» Consigne A:
Selon le texte sur le Monténégro, dans quelle gare le roi Nicolas 1er arrive-t-il le 25 ?

» Source:
----------------

Au Monténégro, la situation est très confuse. Le 10 janvier, le roi Nicolas 1er tente une reddition honorable, mais les conditions posées par les Austro-Hongrois sont trop sévères et elles sont repoussées. Le lendemain, la presque totalité du pays est occupée. Le 17, une nouvelle tentative de paix est proposée, elle est aussi repoussée devant les conditions tout aussi exorbitantes formulées par Vienne. Le roi annonce alors qu'il reste à Scutari en Albanie pour organiser la résistance, mais, prévoyant, il fait partir la reine Milena et la famille royale en Italie. Sa bravoure guerrière ne dure que deux jours, et le 20 il quitte Scutari pour Brindisi en Italie confiant la résistance suprême au prince Mirko et au général Voukotitch. Après un bref passage à Rome, où il est reçu par le roi Victor-Emmanuel, son gendre, il prend le train royal italien pour aller à Lyon, il arrive le 25 à la gare de Perrache. La partie de son armée encore en état de combattre est récupérée par les Français qui l'incorporent aussitôt à l'armée d'Orient...

----------------

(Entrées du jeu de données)

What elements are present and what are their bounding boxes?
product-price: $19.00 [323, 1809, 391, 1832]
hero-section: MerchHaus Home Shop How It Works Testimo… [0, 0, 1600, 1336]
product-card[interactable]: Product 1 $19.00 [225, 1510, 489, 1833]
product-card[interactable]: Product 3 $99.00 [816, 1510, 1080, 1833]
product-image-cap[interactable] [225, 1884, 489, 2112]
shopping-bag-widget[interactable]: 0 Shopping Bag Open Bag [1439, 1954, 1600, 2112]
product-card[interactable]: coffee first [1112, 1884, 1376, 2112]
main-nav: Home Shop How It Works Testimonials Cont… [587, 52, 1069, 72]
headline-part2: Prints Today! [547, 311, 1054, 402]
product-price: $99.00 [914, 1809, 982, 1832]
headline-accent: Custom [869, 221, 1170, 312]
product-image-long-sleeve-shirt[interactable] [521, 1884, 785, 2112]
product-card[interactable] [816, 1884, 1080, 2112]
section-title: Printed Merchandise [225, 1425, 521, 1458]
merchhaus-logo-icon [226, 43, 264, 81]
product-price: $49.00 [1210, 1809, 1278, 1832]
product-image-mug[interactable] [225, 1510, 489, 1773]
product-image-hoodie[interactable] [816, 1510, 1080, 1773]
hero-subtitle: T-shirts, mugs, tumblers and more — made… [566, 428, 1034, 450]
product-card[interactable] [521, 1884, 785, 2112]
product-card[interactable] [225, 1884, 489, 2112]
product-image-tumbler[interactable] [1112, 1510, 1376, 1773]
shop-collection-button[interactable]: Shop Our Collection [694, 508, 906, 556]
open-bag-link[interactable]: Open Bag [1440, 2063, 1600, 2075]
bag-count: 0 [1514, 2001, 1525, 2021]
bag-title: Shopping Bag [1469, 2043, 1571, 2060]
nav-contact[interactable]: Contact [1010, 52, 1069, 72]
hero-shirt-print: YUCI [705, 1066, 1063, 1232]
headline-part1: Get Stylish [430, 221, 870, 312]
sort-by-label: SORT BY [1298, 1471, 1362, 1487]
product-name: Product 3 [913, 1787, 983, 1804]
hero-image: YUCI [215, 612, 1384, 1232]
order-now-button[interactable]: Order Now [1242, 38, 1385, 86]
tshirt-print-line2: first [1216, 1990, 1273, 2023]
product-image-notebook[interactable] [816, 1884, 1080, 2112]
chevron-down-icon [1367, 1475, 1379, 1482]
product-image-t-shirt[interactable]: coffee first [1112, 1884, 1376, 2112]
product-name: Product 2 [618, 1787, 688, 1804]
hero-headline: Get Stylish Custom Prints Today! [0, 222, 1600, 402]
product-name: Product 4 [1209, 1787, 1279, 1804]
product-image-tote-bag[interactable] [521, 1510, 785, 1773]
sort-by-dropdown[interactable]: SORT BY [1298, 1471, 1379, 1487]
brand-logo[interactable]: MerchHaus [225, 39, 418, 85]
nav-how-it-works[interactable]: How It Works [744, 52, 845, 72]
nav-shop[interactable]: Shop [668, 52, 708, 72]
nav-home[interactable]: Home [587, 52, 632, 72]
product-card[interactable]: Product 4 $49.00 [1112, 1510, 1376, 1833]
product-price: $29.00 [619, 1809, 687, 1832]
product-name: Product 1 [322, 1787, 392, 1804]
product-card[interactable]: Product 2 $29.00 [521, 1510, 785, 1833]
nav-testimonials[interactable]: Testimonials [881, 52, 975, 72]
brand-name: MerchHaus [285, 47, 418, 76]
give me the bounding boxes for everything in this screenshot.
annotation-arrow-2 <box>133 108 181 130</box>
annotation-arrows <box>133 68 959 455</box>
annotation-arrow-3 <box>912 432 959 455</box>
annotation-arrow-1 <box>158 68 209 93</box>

----------------

» Consigne B:
Présente sous forme de liste numérotée les lignes des enregistrements, en commençant par la première et en t'arrêtant après celle qui contient « product-card[interactable]: Product 3 », sans les lignes vides.

» Réponse A:
À la gare de Perrache, à Lyon.

» Réponse B:
1. What elements are present and what are their bounding boxes?
2. product-price: $19.00 [323, 1809, 391, 1832]
3. hero-section: MerchHaus Home Shop How It Works Testimo… [0, 0, 1600, 1336]
4. product-card[interactable]: Product 1 $19.00 [225, 1510, 489, 1833]
5. product-card[interactable]: Product 3 $99.00 [816, 1510, 1080, 1833]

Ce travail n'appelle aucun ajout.